> [What to do]: Go through the records and show each line where the word "JSON" occurs.

-*-*-

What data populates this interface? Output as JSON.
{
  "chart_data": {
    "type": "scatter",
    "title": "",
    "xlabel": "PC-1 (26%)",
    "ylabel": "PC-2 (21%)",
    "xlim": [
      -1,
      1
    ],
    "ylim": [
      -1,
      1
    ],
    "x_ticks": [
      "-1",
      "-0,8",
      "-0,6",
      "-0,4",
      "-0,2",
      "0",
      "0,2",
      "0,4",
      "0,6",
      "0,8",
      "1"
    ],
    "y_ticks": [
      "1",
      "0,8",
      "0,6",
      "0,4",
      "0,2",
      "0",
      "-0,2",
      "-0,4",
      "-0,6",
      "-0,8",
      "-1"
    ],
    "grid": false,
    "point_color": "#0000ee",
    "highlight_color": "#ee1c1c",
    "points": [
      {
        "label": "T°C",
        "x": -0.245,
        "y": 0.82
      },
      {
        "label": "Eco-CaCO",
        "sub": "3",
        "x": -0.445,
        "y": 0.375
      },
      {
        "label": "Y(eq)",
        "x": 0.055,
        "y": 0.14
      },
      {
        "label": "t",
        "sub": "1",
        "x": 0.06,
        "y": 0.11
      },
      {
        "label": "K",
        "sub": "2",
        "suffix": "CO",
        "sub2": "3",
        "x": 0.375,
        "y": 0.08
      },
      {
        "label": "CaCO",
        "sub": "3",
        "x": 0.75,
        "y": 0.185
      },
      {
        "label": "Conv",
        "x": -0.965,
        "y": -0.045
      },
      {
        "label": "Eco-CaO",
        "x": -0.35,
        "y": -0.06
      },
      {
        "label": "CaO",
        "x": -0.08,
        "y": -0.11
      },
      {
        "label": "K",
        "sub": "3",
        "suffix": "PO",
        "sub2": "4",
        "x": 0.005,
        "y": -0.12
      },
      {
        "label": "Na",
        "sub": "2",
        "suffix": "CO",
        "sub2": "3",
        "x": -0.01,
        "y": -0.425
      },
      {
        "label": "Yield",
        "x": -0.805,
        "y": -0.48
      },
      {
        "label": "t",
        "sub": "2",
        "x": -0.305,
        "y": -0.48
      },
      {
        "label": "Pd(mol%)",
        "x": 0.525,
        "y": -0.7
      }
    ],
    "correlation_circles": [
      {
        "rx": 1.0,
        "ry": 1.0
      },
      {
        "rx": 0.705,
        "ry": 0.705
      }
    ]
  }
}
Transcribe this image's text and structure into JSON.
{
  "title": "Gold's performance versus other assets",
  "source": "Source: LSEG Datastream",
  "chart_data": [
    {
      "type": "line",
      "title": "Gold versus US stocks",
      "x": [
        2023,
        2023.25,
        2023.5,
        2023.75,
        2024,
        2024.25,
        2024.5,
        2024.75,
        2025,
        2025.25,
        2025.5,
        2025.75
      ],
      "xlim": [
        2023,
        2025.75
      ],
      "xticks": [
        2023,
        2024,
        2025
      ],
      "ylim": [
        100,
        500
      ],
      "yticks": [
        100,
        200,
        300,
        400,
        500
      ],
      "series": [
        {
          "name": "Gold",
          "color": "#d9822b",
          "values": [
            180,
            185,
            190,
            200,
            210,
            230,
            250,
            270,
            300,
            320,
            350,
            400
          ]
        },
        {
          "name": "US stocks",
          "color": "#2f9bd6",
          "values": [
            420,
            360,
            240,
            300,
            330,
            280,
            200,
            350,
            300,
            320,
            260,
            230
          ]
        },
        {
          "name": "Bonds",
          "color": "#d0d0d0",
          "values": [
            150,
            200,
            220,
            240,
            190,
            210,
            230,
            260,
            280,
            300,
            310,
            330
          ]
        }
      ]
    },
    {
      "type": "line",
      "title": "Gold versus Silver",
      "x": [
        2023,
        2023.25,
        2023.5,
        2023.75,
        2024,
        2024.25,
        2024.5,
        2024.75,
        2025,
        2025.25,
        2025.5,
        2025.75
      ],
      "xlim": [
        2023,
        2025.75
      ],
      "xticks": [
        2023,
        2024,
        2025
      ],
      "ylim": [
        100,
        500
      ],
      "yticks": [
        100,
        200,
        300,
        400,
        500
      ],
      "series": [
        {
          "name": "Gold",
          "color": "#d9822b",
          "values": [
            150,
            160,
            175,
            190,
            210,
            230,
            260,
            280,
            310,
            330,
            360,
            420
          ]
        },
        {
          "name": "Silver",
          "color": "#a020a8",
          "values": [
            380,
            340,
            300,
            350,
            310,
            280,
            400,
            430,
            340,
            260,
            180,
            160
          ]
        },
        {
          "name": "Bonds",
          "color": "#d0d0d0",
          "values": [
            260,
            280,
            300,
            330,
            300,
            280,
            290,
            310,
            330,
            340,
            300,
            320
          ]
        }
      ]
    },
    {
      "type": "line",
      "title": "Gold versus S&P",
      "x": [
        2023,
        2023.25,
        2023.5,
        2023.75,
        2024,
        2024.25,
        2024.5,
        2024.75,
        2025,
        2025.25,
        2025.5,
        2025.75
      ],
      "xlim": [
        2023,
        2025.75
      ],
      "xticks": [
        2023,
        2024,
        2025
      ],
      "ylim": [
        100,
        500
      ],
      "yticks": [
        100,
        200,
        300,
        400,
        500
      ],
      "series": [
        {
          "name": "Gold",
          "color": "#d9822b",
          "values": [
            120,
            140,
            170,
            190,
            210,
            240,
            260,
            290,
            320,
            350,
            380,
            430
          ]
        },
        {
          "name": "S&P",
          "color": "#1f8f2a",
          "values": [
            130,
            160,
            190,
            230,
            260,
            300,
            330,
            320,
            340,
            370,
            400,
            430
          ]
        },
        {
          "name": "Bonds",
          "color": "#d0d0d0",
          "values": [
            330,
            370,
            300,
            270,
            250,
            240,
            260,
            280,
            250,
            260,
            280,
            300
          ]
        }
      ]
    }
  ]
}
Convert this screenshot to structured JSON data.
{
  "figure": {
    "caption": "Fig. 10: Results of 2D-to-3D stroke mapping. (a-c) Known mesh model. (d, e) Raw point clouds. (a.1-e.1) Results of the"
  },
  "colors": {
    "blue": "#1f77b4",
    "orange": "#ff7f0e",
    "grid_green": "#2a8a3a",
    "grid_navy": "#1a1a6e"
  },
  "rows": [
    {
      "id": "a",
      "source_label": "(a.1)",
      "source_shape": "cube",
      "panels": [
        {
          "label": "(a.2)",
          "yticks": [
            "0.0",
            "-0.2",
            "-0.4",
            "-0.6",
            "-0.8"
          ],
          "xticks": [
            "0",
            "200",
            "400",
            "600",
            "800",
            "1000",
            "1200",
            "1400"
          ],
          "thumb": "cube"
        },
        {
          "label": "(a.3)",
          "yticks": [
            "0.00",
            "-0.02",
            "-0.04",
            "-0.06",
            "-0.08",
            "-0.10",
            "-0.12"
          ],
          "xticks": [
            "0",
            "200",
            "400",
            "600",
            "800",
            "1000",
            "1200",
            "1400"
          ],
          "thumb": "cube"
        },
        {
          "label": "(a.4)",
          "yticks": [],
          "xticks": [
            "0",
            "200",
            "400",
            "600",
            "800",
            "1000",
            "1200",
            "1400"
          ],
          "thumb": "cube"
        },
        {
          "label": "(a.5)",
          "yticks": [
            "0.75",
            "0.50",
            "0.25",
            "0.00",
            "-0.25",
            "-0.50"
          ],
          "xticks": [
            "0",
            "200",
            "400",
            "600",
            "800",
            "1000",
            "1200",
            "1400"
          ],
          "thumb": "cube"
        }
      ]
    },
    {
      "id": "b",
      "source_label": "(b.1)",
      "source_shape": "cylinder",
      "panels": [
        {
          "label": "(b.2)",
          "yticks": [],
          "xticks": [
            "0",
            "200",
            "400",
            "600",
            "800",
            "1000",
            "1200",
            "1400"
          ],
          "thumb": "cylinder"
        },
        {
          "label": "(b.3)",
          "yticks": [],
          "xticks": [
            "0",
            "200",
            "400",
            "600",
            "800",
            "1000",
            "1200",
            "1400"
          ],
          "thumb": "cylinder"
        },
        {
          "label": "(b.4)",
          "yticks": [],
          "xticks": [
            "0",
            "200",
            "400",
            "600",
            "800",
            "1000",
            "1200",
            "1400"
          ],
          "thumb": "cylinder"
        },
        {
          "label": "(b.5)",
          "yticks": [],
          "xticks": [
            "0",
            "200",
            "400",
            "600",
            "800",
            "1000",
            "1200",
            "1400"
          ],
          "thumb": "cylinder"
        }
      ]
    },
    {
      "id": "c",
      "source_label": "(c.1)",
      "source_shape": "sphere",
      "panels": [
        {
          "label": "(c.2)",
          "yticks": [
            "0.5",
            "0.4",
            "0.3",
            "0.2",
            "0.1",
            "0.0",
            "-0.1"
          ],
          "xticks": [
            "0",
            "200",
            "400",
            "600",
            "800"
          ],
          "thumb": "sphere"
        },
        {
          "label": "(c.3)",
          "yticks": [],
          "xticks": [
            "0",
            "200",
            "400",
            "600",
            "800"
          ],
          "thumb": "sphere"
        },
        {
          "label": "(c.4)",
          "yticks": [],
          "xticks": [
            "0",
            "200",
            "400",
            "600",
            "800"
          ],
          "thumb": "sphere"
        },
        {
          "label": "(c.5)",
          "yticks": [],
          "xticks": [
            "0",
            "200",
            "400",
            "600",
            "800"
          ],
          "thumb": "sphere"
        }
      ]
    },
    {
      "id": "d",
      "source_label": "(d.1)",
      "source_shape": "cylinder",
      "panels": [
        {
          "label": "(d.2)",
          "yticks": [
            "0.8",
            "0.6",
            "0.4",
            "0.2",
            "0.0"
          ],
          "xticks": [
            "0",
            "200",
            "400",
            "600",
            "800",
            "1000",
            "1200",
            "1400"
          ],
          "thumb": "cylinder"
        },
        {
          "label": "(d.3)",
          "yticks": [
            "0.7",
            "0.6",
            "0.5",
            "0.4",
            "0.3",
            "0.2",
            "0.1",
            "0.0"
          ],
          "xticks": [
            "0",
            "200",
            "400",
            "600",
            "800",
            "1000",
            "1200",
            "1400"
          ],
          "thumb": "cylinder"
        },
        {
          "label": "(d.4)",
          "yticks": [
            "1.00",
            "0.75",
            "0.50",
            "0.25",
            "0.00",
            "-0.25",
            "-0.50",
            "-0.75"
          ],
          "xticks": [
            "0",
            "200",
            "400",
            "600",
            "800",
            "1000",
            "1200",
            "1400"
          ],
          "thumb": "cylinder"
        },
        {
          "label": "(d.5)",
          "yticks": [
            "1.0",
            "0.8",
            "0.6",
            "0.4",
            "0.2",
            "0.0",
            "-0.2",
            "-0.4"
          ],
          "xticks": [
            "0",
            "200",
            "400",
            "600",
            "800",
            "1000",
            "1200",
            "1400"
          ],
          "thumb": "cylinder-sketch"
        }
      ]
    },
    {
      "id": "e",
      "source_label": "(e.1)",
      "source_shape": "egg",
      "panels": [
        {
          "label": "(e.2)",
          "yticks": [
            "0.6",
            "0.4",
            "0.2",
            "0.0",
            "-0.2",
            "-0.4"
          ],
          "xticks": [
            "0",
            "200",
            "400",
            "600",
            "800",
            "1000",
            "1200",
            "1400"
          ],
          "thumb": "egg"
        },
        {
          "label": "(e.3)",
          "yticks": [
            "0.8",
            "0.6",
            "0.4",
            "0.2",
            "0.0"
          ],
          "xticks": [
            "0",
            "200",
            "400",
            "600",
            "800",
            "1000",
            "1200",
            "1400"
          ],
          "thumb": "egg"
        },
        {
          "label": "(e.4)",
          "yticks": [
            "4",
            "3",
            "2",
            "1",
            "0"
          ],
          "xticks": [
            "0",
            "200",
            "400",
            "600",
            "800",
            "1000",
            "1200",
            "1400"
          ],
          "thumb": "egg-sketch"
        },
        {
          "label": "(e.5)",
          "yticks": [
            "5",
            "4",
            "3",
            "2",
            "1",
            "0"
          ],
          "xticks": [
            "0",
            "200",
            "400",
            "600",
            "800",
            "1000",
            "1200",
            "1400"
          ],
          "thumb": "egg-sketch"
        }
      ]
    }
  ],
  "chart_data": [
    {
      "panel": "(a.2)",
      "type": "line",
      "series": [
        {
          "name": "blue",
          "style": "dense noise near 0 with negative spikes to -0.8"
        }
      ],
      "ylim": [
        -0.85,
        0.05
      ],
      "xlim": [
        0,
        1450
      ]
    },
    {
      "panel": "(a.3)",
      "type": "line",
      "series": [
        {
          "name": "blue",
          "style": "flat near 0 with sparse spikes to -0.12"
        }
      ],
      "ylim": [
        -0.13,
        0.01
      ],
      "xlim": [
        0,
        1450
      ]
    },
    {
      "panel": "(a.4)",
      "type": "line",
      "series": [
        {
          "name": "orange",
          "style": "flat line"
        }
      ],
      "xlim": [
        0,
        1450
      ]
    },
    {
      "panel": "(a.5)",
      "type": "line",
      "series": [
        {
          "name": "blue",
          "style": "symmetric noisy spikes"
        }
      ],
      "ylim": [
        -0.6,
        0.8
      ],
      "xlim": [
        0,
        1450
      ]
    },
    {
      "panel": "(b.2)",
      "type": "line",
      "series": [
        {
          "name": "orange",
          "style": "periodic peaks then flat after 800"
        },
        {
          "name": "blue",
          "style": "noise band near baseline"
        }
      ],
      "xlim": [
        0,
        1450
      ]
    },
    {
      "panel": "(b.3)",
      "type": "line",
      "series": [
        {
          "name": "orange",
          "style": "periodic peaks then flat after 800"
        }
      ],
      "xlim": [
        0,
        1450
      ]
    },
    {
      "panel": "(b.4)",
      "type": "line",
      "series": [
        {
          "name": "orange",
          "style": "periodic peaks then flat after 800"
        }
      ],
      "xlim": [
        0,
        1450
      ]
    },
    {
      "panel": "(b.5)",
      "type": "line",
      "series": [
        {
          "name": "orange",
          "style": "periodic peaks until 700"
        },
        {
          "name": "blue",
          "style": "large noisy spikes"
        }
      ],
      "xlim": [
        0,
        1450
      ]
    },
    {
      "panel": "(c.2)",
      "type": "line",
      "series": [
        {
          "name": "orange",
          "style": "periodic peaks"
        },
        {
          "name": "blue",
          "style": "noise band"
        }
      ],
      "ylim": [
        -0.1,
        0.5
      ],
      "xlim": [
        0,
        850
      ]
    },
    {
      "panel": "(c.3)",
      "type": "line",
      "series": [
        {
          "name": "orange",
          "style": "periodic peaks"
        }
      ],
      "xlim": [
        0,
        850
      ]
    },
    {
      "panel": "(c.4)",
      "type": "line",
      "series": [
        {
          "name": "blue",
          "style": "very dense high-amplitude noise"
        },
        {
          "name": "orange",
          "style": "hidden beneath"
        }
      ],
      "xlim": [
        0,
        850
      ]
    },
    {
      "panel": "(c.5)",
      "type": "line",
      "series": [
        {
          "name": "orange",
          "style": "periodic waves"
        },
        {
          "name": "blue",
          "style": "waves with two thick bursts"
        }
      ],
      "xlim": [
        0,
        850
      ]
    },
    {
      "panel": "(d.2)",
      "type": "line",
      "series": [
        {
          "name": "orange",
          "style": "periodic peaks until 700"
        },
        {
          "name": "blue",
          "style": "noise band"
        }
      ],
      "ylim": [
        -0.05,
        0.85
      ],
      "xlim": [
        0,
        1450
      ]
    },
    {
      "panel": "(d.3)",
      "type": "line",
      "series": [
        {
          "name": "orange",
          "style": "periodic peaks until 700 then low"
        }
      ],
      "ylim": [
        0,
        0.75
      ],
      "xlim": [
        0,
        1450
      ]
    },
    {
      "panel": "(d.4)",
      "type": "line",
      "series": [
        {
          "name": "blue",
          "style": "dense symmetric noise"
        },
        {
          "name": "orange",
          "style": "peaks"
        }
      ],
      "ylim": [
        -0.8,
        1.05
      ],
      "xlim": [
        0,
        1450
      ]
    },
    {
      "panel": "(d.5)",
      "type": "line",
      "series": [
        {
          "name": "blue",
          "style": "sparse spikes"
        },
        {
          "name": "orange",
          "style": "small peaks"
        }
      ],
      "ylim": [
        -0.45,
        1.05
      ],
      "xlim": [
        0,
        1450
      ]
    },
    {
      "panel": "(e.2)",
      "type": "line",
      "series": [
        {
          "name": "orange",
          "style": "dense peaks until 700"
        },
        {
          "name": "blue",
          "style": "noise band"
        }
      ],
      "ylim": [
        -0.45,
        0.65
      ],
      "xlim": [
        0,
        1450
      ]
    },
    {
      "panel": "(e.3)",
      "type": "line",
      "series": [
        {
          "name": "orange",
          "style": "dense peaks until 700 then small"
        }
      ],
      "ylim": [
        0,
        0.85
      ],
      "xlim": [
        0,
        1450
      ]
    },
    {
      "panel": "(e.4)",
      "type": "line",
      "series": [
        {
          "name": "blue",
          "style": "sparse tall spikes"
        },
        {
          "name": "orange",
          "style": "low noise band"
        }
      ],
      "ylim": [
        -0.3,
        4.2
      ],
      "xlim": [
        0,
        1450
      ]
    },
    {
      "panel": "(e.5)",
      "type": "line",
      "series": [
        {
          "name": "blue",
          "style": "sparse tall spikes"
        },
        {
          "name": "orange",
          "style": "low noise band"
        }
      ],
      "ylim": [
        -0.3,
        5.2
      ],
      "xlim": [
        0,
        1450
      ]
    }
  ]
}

-*-*-

> [Solution to this exercise]:
What data populates this interface? Output as JSON.
Transcribe this image's text and structure into JSON.
Convert this screenshot to structured JSON data.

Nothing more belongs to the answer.